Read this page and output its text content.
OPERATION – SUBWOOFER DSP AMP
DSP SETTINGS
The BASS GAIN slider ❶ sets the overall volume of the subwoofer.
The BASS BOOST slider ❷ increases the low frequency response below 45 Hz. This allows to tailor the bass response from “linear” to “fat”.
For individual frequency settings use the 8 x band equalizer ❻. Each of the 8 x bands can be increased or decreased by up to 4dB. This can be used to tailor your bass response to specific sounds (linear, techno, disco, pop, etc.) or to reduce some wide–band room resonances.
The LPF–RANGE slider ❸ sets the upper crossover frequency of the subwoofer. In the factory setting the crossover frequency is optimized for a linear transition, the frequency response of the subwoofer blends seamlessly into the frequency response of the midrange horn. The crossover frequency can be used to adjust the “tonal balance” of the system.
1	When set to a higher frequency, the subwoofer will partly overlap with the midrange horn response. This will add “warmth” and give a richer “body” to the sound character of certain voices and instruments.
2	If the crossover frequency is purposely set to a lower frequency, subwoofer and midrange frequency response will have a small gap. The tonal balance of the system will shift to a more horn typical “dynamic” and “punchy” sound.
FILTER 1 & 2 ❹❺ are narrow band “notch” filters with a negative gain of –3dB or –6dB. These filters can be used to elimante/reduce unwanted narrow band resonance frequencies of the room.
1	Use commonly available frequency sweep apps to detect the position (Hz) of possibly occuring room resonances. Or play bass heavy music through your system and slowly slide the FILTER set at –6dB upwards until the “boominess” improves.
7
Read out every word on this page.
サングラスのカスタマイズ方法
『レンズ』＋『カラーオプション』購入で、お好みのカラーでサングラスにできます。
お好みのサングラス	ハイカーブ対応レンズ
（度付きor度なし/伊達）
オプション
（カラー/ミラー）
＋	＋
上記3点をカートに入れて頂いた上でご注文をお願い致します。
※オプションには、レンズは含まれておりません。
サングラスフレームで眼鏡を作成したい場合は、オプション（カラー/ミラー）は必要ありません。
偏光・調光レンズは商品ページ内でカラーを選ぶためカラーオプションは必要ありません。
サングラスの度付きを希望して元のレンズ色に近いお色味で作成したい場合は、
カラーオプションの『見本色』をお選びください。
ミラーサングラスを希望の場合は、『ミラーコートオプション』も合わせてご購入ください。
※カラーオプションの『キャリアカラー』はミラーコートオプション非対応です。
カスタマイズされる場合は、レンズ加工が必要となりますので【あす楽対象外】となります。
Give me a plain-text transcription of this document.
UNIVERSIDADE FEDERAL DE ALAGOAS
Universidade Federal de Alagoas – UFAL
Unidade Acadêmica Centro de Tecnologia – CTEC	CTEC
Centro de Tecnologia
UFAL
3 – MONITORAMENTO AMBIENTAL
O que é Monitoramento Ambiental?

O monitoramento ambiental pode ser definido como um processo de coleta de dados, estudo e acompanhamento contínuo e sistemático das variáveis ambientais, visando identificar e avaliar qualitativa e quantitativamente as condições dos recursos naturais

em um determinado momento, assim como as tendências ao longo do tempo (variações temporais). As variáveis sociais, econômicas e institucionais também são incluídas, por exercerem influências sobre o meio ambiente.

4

- _Aim of the exercise_
Extract every line containing the string "band" from the material.

- _Result for this exercise_
For individual frequency settings use the 8 x band equalizer ❻. Each of the 8 x bands can be increased or decreased by up to 4dB. This can be used to tailor your bass response to specific sounds (linear, techno, disco, pop, etc.) or to reduce some wide–band room resonances.
FILTER 1 & 2 ❹❺ are narrow band “notch” filters with a negative gain of –3dB or –6dB. These filters can be used to elimante/reduce unwanted narrow band resonance frequencies of the room.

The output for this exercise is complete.